**Instructions to follow:**
All entries are to be given again verbatim.

**Records supplied:**
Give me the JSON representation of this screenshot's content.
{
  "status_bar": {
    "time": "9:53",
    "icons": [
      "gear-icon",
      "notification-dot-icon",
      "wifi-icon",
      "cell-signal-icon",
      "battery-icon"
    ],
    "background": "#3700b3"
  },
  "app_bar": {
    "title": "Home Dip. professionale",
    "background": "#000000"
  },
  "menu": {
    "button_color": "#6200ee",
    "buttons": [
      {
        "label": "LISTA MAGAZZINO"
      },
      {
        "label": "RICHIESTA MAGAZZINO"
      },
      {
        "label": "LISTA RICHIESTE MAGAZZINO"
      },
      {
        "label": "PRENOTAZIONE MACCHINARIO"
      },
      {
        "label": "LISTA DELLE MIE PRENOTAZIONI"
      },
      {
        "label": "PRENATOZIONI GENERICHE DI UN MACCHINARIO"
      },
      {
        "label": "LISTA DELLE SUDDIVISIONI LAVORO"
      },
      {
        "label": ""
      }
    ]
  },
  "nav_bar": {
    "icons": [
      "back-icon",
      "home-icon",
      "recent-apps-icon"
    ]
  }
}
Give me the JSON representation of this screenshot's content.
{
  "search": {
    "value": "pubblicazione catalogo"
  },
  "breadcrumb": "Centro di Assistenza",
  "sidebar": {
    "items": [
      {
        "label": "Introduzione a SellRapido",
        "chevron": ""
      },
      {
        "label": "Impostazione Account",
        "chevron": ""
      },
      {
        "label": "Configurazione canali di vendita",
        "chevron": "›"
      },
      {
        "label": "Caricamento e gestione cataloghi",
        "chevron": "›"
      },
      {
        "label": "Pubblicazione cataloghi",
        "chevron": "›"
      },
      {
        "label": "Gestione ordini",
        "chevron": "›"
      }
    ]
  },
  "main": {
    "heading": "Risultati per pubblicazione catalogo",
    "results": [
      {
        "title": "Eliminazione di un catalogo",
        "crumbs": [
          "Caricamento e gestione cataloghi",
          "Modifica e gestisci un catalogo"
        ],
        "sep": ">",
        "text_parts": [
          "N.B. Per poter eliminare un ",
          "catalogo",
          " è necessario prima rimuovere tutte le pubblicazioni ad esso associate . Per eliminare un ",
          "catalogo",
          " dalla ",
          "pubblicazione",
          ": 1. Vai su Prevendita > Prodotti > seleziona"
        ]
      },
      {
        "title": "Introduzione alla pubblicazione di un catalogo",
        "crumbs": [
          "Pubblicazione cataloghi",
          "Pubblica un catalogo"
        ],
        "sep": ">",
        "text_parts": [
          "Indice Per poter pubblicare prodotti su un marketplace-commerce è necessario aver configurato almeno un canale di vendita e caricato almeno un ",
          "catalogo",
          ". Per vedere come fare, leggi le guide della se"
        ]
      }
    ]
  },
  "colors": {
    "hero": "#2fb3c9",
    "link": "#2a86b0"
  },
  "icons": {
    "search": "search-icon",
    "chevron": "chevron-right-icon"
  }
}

**The response:**
Give me the JSON representation of this screenshot's content.
{
  "status_bar": {
    "time": "9:53",
    "icons": [
      "gear-icon",
      "notification-dot-icon",
      "wifi-icon",
      "cell-signal-icon",
      "battery-icon"
    ],
    "background": "#3700b3"
  },
  "app_bar": {
    "title": "Home Dip. professionale",
    "background": "#000000"
  },
  "menu": {
    "button_color": "#6200ee",
    "buttons": [
      {
        "label": "LISTA MAGAZZINO"
      },
      {
        "label": "RICHIESTA MAGAZZINO"
      },
      {
        "label": "LISTA RICHIESTE MAGAZZINO"
      },
      {
        "label": "PRENOTAZIONE MACCHINARIO"
      },
      {
        "label": "LISTA DELLE MIE PRENOTAZIONI"
      },
      {
        "label": "PRENATOZIONI GENERICHE DI UN MACCHINARIO"
      },
      {
        "label": "LISTA DELLE SUDDIVISIONI LAVORO"
      },
      {
        "label": ""
      }
    ]
  },
  "nav_bar": {
    "icons": [
      "back-icon",
      "home-icon",
      "recent-apps-icon"
    ]
  }
}
Give me the JSON representation of this screenshot's content.
{
  "search": {
    "value": "pubblicazione catalogo"
  },
  "breadcrumb": "Centro di Assistenza",
  "sidebar": {
    "items": [
      {
        "label": "Introduzione a SellRapido",
        "chevron": ""
      },
      {
        "label": "Impostazione Account",
        "chevron": ""
      },
      {
        "label": "Configurazione canali di vendita",
        "chevron": "›"
      },
      {
        "label": "Caricamento e gestione cataloghi",
        "chevron": "›"
      },
      {
        "label": "Pubblicazione cataloghi",
        "chevron": "›"
      },
      {
        "label": "Gestione ordini",
        "chevron": "›"
      }
    ]
  },
  "main": {
    "heading": "Risultati per pubblicazione catalogo",
    "results": [
      {
        "title": "Eliminazione di un catalogo",
        "crumbs": [
          "Caricamento e gestione cataloghi",
          "Modifica e gestisci un catalogo"
        ],
        "sep": ">",
        "text_parts": [
          "N.B. Per poter eliminare un ",
          "catalogo",
          " è necessario prima rimuovere tutte le pubblicazioni ad esso associate . Per eliminare un ",
          "catalogo",
          " dalla ",
          "pubblicazione",
          ": 1. Vai su Prevendita > Prodotti > seleziona"
        ]
      },
      {
        "title": "Introduzione alla pubblicazione di un catalogo",
        "crumbs": [
          "Pubblicazione cataloghi",
          "Pubblica un catalogo"
        ],
        "sep": ">",
        "text_parts": [
          "Indice Per poter pubblicare prodotti su un marketplace-commerce è necessario aver configurato almeno un canale di vendita e caricato almeno un ",
          "catalogo",
          ". Per vedere come fare, leggi le guide della se"
        ]
      }
    ]
  },
  "colors": {
    "hero": "#2fb3c9",
    "link": "#2a86b0"
  },
  "icons": {
    "search": "search-icon",
    "chevron": "chevron-right-icon"
  }
}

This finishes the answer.